> [Exercise directions]: Set out each line from the following listing that includes the word "title".

> [Records]:
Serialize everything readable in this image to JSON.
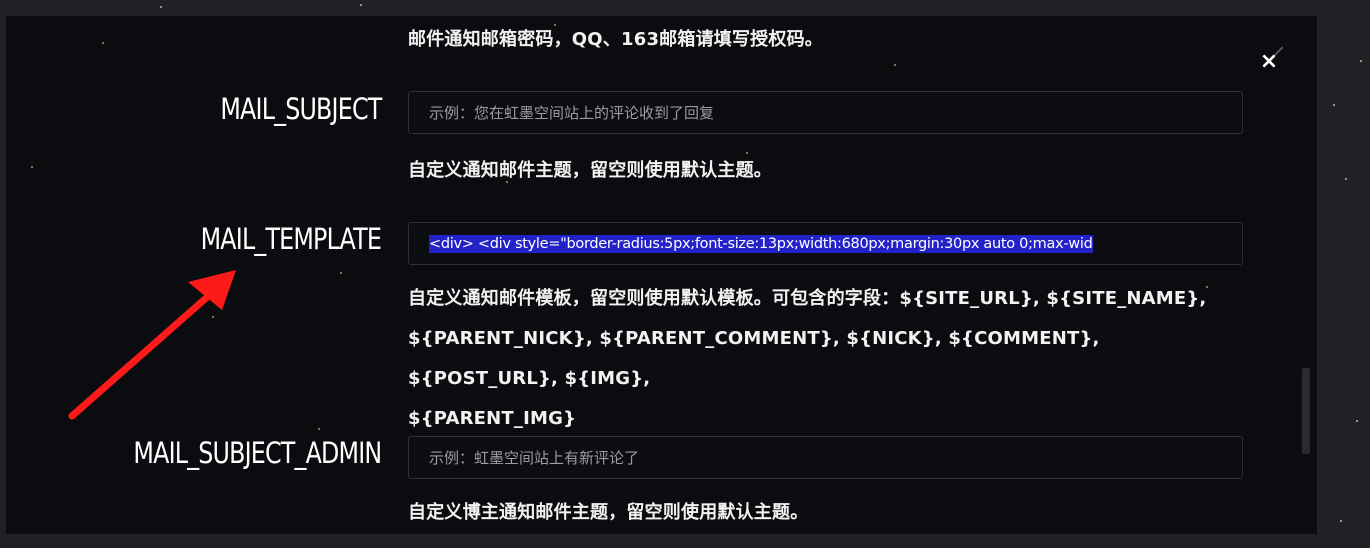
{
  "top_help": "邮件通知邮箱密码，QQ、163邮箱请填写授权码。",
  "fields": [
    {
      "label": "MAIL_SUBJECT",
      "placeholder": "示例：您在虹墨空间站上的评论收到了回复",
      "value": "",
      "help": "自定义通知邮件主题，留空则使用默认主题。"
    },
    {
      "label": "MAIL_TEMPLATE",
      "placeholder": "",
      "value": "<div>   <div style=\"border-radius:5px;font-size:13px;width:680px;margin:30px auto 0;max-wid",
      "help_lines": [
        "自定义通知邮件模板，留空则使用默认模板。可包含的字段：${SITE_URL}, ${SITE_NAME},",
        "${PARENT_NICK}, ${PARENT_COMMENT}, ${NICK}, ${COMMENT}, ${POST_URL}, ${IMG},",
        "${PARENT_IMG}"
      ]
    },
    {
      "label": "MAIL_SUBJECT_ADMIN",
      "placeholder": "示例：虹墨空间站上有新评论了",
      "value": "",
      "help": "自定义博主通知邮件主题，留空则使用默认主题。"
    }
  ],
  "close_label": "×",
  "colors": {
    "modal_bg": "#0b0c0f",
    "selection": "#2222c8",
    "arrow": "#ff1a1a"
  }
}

--

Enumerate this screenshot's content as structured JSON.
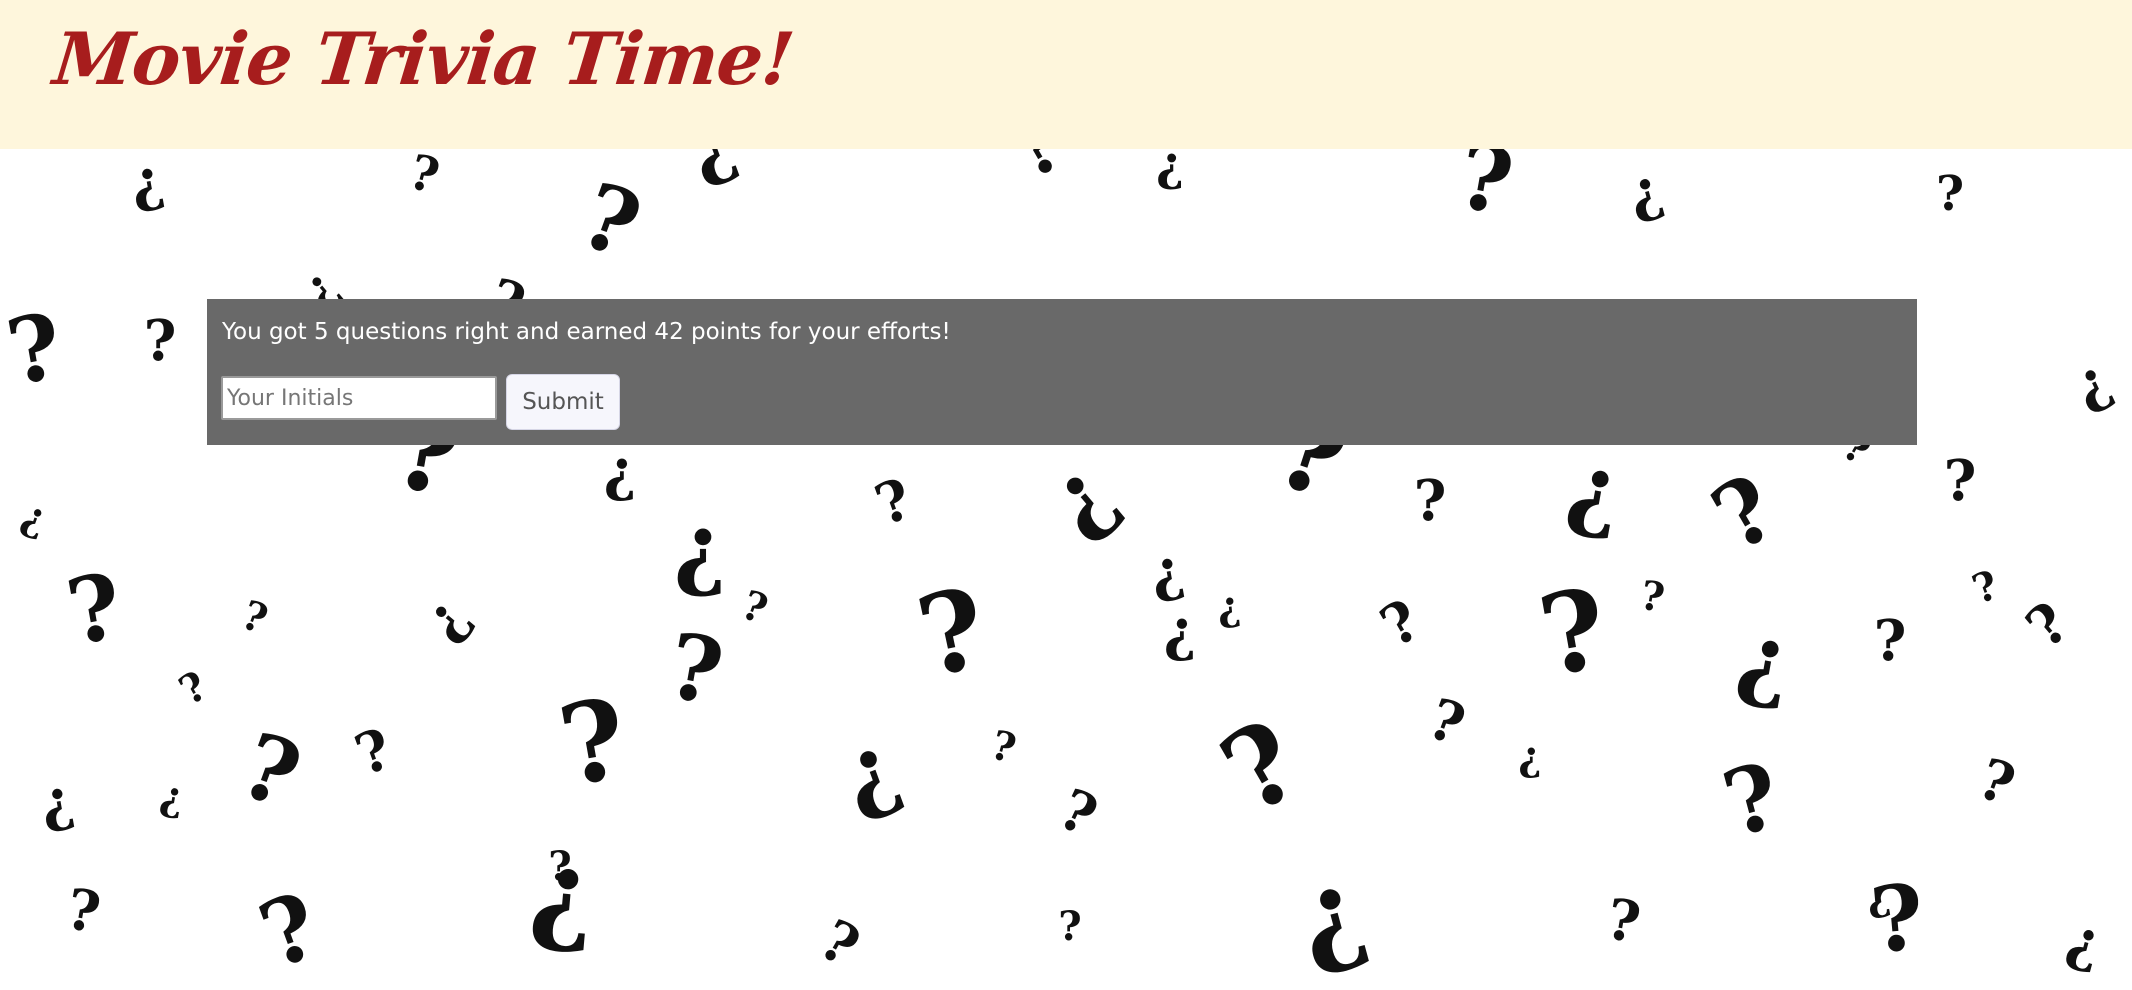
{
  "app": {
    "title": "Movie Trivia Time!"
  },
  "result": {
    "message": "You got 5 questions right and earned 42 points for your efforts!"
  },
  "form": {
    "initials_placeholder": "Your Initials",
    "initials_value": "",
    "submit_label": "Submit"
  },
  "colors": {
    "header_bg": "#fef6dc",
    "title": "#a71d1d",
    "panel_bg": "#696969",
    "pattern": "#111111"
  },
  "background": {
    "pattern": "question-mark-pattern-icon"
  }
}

> [Worked answer]:
    "title": "Movie Trivia Time!"
    "title": "#a71d1d",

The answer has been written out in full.